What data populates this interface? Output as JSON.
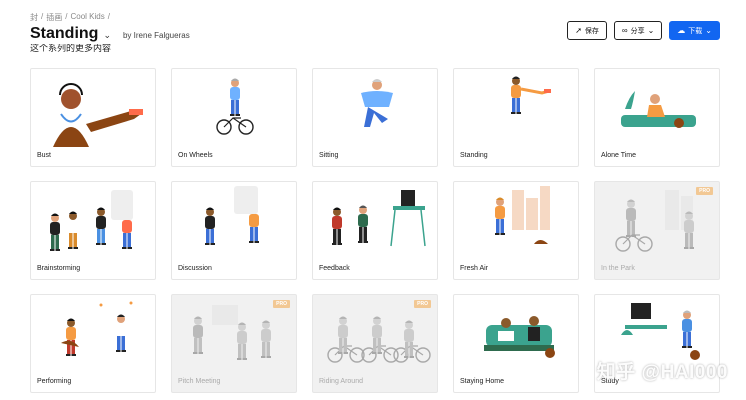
{
  "breadcrumb": [
    "封",
    "/",
    "插画",
    "/",
    "Cool Kids",
    "/"
  ],
  "header": {
    "title": "Standing",
    "author": "by Irene Falgueras",
    "subtitle": "这个系列的更多内容"
  },
  "actions": {
    "save": "保存",
    "share": "分享",
    "download": "下载"
  },
  "pro_badge": "PRO",
  "cards": [
    {
      "label": "Bust",
      "pro": false,
      "scene": "bust"
    },
    {
      "label": "On Wheels",
      "pro": false,
      "scene": "wheels"
    },
    {
      "label": "Sitting",
      "pro": false,
      "scene": "sitting"
    },
    {
      "label": "Standing",
      "pro": false,
      "scene": "standing"
    },
    {
      "label": "Alone Time",
      "pro": false,
      "scene": "alone"
    },
    {
      "label": "Brainstorming",
      "pro": false,
      "scene": "group4"
    },
    {
      "label": "Discussion",
      "pro": false,
      "scene": "pair"
    },
    {
      "label": "Feedback",
      "pro": false,
      "scene": "feedback"
    },
    {
      "label": "Fresh Air",
      "pro": false,
      "scene": "fresh"
    },
    {
      "label": "In the Park",
      "pro": true,
      "scene": "park"
    },
    {
      "label": "Performing",
      "pro": false,
      "scene": "perform"
    },
    {
      "label": "Pitch Meeting",
      "pro": true,
      "scene": "pitch"
    },
    {
      "label": "Riding Around",
      "pro": true,
      "scene": "riding"
    },
    {
      "label": "Staying Home",
      "pro": false,
      "scene": "home"
    },
    {
      "label": "Study",
      "pro": false,
      "scene": "study"
    }
  ],
  "watermark": "知乎 @HAI000"
}
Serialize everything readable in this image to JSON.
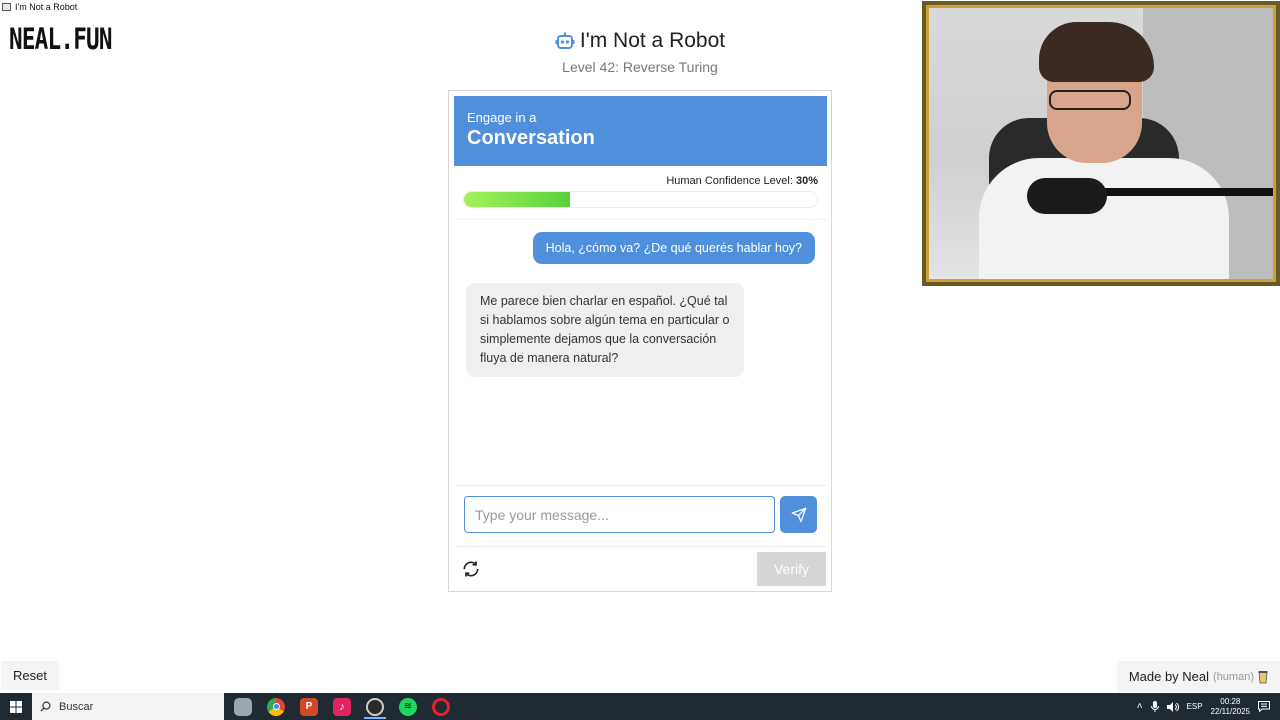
{
  "window": {
    "title": "I'm Not a Robot"
  },
  "logo": {
    "text": "NEAL.FUN"
  },
  "header": {
    "title": "I'm Not a Robot",
    "level": "Level 42: Reverse Turing"
  },
  "banner": {
    "small": "Engage in a",
    "big": "Conversation"
  },
  "confidence": {
    "label": "Human Confidence Level:",
    "value": "30%",
    "level": 0.3
  },
  "chat": {
    "user_message": "Hola, ¿cómo va? ¿De qué querés hablar hoy?",
    "bot_message": "Me parece bien charlar en español. ¿Qué tal si hablamos sobre algún tema en particular o simplemente dejamos que la conversación fluya de manera natural?"
  },
  "input": {
    "placeholder": "Type your message...",
    "value": ""
  },
  "buttons": {
    "verify": "Verify",
    "reset": "Reset"
  },
  "footer": {
    "made_by": "Made by Neal",
    "human": "(human)"
  },
  "taskbar": {
    "search_placeholder": "Buscar",
    "apps": [
      "shield-app-icon",
      "chrome-icon",
      "powerpoint-icon",
      "tiktok-icon",
      "obs-icon",
      "spotify-icon",
      "opera-icon"
    ],
    "language": "ESP",
    "time": "00:28",
    "date": "22/11/2025"
  },
  "colors": {
    "accent": "#4f8fdb",
    "progress": "#7be04a",
    "verify_disabled": "#d6d6d6",
    "webcam_frame": "#c9a33a"
  }
}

▶ [Given task]:
The material above holds pictures; copy everything else in it exactly.

▶ [Answer to this problem]:
What data populates this interface? Output as JSON.
{
  "breadcrumb": [
    "封",
    "/",
    "插画",
    "/",
    "Cool Kids",
    "/"
  ],
  "header": {
    "title": "Standing",
    "author": "by Irene Falgueras",
    "subtitle": "这个系列的更多内容"
  },
  "actions": {
    "save": "保存",
    "share": "分享",
    "download": "下载"
  },
  "pro_badge": "PRO",
  "cards": [
    {
      "label": "Bust",
      "pro": false,
      "scene": "bust"
    },
    {
      "label": "On Wheels",
      "pro": false,
      "scene": "wheels"
    },
    {
      "label": "Sitting",
      "pro": false,
      "scene": "sitting"
    },
    {
      "label": "Standing",
      "pro": false,
      "scene": "standing"
    },
    {
      "label": "Alone Time",
      "pro": false,
      "scene": "alone"
    },
    {
      "label": "Brainstorming",
      "pro": false,
      "scene": "group4"
    },
    {
      "label": "Discussion",
      "pro": false,
      "scene": "pair"
    },
    {
      "label": "Feedback",
      "pro": false,
      "scene": "feedback"
    },
    {
      "label": "Fresh Air",
      "pro": false,
      "scene": "fresh"
    },
    {
      "label": "In the Park",
      "pro": true,
      "scene": "park"
    },
    {
      "label": "Performing",
      "pro": false,
      "scene": "perform"
    },
    {
      "label": "Pitch Meeting",
      "pro": true,
      "scene": "pitch"
    },
    {
      "label": "Riding Around",
      "pro": true,
      "scene": "riding"
    },
    {
      "label": "Staying Home",
      "pro": false,
      "scene": "home"
    },
    {
      "label": "Study",
      "pro": false,
      "scene": "study"
    }
  ],
  "watermark": "知乎 @HAI000"
}
Serialize everything readable in this image to JSON.
{
  "window": {
    "title": "I'm Not a Robot"
  },
  "logo": {
    "text": "NEAL.FUN"
  },
  "header": {
    "title": "I'm Not a Robot",
    "level": "Level 42: Reverse Turing"
  },
  "banner": {
    "small": "Engage in a",
    "big": "Conversation"
  },
  "confidence": {
    "label": "Human Confidence Level:",
    "value": "30%",
    "level": 0.3
  },
  "chat": {
    "user_message": "Hola, ¿cómo va? ¿De qué querés hablar hoy?",
    "bot_message": "Me parece bien charlar en español. ¿Qué tal si hablamos sobre algún tema en particular o simplemente dejamos que la conversación fluya de manera natural?"
  },
  "input": {
    "placeholder": "Type your message...",
    "value": ""
  },
  "buttons": {
    "verify": "Verify",
    "reset": "Reset"
  },
  "footer": {
    "made_by": "Made by Neal",
    "human": "(human)"
  },
  "taskbar": {
    "search_placeholder": "Buscar",
    "apps": [
      "shield-app-icon",
      "chrome-icon",
      "powerpoint-icon",
      "tiktok-icon",
      "obs-icon",
      "spotify-icon",
      "opera-icon"
    ],
    "language": "ESP",
    "time": "00:28",
    "date": "22/11/2025"
  },
  "colors": {
    "accent": "#4f8fdb",
    "progress": "#7be04a",
    "verify_disabled": "#d6d6d6",
    "webcam_frame": "#c9a33a"
  }
}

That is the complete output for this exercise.